======== STORED ROWS

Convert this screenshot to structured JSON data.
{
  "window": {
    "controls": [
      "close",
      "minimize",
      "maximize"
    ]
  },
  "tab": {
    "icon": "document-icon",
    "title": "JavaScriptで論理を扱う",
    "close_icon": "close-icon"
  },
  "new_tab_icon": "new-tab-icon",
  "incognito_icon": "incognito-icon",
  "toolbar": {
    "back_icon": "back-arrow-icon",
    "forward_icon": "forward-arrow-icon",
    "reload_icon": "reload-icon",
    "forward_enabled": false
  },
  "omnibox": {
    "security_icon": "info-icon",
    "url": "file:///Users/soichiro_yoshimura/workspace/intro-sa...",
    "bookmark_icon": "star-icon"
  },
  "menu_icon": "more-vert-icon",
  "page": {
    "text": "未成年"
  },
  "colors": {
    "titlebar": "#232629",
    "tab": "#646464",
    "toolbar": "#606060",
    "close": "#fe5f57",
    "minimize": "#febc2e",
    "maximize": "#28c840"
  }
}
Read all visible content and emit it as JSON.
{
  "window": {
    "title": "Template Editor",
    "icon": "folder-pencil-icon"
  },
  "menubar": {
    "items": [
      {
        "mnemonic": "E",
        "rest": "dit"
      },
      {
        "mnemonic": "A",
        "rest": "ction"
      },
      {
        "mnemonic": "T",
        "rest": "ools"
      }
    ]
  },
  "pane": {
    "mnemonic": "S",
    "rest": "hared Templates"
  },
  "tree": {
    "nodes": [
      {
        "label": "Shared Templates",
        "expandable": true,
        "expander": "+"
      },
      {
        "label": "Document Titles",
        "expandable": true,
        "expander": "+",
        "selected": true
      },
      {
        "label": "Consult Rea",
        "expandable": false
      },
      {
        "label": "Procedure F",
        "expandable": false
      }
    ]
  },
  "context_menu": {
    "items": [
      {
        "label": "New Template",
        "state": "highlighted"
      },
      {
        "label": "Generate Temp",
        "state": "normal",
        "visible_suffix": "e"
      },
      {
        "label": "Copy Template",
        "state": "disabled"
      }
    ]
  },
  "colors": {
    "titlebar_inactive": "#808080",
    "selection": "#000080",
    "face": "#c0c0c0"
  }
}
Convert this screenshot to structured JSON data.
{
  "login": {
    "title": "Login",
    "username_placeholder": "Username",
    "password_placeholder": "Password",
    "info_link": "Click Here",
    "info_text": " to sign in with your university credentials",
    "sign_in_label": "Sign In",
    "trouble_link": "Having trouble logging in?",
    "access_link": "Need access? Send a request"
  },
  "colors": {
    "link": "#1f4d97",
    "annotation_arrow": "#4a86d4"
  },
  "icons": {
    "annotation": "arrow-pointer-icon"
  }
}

================

▶ EXERCISE AIM: Take the entries above and copy them out exactly.

▶ RESPONSE TO THIS EXERCISE:
Convert this screenshot to structured JSON data.
{
  "window": {
    "controls": [
      "close",
      "minimize",
      "maximize"
    ]
  },
  "tab": {
    "icon": "document-icon",
    "title": "JavaScriptで論理を扱う",
    "close_icon": "close-icon"
  },
  "new_tab_icon": "new-tab-icon",
  "incognito_icon": "incognito-icon",
  "toolbar": {
    "back_icon": "back-arrow-icon",
    "forward_icon": "forward-arrow-icon",
    "reload_icon": "reload-icon",
    "forward_enabled": false
  },
  "omnibox": {
    "security_icon": "info-icon",
    "url": "file:///Users/soichiro_yoshimura/workspace/intro-sa...",
    "bookmark_icon": "star-icon"
  },
  "menu_icon": "more-vert-icon",
  "page": {
    "text": "未成年"
  },
  "colors": {
    "titlebar": "#232629",
    "tab": "#646464",
    "toolbar": "#606060",
    "close": "#fe5f57",
    "minimize": "#febc2e",
    "maximize": "#28c840"
  }
}
Read all visible content and emit it as JSON.
{
  "window": {
    "title": "Template Editor",
    "icon": "folder-pencil-icon"
  },
  "menubar": {
    "items": [
      {
        "mnemonic": "E",
        "rest": "dit"
      },
      {
        "mnemonic": "A",
        "rest": "ction"
      },
      {
        "mnemonic": "T",
        "rest": "ools"
      }
    ]
  },
  "pane": {
    "mnemonic": "S",
    "rest": "hared Templates"
  },
  "tree": {
    "nodes": [
      {
        "label": "Shared Templates",
        "expandable": true,
        "expander": "+"
      },
      {
        "label": "Document Titles",
        "expandable": true,
        "expander": "+",
        "selected": true
      },
      {
        "label": "Consult Rea",
        "expandable": false
      },
      {
        "label": "Procedure F",
        "expandable": false
      }
    ]
  },
  "context_menu": {
    "items": [
      {
        "label": "New Template",
        "state": "highlighted"
      },
      {
        "label": "Generate Temp",
        "state": "normal",
        "visible_suffix": "e"
      },
      {
        "label": "Copy Template",
        "state": "disabled"
      }
    ]
  },
  "colors": {
    "titlebar_inactive": "#808080",
    "selection": "#000080",
    "face": "#c0c0c0"
  }
}
Convert this screenshot to structured JSON data.
{
  "login": {
    "title": "Login",
    "username_placeholder": "Username",
    "password_placeholder": "Password",
    "info_link": "Click Here",
    "info_text": " to sign in with your university credentials",
    "sign_in_label": "Sign In",
    "trouble_link": "Having trouble logging in?",
    "access_link": "Need access? Send a request"
  },
  "colors": {
    "link": "#1f4d97",
    "annotation_arrow": "#4a86d4"
  },
  "icons": {
    "annotation": "arrow-pointer-icon"
  }
}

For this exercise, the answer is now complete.